### Request
Return every line of the data below that includes the string "text".

(Records from a data source)
================

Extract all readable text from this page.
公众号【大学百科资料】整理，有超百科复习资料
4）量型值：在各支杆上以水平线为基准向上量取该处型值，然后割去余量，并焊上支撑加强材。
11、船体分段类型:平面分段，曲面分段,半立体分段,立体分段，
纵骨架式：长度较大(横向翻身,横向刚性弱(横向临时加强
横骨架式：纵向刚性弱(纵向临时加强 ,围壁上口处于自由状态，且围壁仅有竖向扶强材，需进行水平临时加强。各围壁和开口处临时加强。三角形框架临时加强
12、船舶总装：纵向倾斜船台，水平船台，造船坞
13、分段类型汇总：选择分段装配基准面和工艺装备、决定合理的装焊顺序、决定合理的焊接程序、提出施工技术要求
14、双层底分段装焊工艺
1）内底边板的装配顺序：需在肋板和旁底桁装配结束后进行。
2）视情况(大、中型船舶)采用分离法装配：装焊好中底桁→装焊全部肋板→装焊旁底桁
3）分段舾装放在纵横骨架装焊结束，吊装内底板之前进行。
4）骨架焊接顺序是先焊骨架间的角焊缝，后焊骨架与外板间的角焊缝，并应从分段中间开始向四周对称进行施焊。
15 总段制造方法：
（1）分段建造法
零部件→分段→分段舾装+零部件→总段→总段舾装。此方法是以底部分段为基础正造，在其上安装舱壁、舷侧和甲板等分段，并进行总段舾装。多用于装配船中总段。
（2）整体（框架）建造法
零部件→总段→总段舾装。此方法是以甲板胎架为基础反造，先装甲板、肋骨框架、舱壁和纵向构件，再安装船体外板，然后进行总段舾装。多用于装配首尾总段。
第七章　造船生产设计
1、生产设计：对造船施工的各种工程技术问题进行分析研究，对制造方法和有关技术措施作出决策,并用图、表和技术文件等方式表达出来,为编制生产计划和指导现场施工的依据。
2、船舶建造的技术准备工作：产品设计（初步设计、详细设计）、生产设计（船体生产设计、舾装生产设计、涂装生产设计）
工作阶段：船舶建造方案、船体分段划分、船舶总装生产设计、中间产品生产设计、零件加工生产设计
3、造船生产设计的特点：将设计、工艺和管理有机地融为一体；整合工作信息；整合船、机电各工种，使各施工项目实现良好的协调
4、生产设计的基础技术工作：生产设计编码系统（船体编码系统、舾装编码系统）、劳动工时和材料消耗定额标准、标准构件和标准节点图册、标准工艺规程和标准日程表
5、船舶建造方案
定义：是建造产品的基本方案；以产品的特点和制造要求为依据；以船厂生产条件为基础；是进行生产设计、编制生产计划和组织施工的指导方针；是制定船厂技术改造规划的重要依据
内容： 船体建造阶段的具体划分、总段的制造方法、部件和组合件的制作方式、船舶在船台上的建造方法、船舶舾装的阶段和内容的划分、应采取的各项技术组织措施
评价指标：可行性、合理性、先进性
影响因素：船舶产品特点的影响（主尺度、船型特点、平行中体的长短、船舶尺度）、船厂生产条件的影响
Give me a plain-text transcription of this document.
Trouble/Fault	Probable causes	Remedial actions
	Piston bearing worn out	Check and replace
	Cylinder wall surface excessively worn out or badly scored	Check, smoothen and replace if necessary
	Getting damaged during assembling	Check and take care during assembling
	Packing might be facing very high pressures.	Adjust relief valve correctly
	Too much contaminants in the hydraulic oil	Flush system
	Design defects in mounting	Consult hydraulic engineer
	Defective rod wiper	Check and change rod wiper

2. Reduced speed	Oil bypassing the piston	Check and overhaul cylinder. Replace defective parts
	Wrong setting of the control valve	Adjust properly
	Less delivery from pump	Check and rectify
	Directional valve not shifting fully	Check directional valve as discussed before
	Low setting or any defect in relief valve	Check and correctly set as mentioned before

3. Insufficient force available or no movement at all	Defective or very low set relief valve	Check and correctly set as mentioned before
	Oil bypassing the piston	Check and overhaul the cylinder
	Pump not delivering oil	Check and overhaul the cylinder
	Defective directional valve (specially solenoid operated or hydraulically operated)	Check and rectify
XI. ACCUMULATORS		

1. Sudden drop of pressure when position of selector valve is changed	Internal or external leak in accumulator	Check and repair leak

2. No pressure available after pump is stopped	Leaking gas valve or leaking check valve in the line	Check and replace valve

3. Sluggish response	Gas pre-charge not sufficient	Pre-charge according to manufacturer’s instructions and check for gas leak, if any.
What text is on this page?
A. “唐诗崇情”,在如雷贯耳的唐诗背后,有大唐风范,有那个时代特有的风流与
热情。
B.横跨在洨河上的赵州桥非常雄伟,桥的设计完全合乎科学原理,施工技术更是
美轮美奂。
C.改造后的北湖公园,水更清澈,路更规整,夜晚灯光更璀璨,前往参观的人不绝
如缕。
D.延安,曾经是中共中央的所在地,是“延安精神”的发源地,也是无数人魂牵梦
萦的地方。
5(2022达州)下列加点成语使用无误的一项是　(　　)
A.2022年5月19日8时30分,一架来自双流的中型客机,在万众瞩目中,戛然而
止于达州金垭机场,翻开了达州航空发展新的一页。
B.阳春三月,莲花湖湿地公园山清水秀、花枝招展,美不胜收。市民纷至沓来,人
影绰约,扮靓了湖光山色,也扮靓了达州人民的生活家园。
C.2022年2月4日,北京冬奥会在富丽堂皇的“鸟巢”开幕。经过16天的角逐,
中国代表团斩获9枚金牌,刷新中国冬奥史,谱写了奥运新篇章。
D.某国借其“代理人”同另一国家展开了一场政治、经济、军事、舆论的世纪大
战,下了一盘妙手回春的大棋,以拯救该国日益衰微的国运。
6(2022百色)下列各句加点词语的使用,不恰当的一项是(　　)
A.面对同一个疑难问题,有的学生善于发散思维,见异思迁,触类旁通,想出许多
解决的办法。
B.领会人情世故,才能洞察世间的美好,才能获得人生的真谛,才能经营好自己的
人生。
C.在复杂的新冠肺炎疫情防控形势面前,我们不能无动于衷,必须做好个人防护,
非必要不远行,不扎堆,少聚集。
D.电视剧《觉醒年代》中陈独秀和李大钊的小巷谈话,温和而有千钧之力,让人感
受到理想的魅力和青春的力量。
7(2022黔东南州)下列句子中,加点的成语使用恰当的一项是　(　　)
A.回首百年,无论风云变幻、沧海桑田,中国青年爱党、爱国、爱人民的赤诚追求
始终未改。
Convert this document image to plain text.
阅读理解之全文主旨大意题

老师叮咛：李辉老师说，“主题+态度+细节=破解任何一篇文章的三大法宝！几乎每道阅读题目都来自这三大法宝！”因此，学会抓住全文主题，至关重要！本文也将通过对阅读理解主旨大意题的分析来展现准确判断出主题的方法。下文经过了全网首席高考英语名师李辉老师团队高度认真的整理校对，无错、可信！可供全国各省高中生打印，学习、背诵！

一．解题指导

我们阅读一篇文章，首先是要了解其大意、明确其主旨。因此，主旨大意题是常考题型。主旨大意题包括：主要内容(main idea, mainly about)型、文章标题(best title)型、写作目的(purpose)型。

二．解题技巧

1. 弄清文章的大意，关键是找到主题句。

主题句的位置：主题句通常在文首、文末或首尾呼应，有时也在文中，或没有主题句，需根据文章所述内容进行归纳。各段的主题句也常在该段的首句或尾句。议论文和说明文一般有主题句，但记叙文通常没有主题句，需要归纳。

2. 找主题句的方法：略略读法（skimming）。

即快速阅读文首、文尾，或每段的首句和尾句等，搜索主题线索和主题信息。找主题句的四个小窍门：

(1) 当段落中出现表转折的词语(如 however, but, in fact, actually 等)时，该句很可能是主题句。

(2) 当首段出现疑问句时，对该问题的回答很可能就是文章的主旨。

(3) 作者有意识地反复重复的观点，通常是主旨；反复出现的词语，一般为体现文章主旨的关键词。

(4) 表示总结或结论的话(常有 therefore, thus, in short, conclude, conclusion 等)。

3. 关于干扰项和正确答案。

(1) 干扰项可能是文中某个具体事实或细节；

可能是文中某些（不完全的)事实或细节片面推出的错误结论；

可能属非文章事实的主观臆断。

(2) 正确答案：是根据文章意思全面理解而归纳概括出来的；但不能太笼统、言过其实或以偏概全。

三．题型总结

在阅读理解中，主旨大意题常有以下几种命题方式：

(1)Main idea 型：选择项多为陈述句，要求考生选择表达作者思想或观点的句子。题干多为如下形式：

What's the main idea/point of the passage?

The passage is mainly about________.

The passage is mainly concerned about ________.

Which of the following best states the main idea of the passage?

================

### Exercise response
Extract all readable text from this page.
Give me a plain-text transcription of this document.
What text is on this page?
Convert this document image to plain text.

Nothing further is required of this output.